*TASK INPUT*.
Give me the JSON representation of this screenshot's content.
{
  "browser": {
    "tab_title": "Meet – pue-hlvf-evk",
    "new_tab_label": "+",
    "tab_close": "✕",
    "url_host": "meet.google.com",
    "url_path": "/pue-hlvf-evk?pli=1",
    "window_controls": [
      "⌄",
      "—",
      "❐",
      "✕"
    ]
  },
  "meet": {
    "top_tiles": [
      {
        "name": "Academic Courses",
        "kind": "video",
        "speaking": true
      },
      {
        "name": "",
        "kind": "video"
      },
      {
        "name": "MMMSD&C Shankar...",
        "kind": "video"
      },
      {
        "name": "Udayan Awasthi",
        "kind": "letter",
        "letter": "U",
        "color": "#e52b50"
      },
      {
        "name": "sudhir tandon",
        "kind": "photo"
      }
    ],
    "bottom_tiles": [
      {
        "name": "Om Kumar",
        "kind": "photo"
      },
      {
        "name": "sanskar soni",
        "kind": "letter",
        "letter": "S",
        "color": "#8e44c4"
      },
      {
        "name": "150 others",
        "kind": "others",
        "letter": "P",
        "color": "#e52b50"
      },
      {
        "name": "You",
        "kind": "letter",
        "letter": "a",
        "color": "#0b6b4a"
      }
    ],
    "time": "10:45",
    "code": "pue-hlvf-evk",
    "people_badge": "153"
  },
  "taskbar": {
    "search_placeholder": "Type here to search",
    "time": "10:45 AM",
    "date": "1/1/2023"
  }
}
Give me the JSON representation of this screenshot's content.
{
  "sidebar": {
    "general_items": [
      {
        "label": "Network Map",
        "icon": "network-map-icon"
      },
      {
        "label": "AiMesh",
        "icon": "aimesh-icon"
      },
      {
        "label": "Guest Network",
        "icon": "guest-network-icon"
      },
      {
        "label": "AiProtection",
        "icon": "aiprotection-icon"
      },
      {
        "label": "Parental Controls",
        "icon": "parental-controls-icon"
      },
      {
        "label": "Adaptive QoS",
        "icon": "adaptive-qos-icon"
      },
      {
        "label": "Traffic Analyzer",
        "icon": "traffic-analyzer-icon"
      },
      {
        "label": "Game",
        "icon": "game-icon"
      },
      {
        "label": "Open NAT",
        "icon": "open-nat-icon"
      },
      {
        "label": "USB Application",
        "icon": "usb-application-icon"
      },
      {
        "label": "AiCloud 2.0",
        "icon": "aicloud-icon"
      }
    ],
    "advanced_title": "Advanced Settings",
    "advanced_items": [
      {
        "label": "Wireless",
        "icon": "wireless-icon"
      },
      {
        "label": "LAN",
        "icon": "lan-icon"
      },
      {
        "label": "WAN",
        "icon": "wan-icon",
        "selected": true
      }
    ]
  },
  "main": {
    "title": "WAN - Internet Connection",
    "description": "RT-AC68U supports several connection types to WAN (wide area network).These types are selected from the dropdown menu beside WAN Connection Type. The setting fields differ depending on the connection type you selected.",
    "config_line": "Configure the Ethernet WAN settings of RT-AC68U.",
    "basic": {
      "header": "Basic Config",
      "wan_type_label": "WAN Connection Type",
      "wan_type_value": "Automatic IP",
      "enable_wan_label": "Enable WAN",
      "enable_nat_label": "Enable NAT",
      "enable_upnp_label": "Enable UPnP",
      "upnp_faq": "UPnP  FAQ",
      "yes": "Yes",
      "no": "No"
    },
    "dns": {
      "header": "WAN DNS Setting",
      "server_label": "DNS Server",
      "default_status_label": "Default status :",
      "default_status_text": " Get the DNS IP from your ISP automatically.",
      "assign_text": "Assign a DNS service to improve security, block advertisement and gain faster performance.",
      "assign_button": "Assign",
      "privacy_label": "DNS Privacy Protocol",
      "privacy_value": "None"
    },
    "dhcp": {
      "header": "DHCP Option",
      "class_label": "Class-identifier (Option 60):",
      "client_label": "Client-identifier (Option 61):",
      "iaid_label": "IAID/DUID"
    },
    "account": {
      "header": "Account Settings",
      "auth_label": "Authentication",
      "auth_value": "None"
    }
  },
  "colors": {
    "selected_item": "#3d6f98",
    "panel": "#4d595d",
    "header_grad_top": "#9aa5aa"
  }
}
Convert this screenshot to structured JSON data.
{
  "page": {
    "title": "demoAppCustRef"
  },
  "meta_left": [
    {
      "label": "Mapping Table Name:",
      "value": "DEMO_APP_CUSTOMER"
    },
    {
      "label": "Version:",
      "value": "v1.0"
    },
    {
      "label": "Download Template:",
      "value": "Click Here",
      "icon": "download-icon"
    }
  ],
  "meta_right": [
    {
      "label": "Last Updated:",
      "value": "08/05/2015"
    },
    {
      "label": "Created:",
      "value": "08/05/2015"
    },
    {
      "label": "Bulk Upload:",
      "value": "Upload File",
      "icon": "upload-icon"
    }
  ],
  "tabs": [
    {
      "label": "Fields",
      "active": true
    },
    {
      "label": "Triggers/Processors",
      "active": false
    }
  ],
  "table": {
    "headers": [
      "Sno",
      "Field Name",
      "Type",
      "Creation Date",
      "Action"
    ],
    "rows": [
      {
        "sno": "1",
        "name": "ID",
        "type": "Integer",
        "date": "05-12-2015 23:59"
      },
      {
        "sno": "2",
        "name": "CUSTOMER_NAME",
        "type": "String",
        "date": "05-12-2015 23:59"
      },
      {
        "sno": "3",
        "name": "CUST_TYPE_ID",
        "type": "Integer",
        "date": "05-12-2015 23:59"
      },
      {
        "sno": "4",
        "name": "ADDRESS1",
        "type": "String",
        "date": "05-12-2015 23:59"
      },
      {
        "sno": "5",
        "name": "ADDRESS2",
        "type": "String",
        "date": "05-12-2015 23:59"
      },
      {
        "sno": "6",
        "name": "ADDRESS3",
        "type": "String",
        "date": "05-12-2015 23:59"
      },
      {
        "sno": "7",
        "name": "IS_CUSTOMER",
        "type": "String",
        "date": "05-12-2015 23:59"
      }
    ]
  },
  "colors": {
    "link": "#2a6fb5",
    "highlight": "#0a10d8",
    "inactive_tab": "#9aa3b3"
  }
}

*WHAT IS NEEDED*. Give the number of lines in the material above that have the word "hlvf" in them, and nothing more.

*FINISHED ANSWER*. 3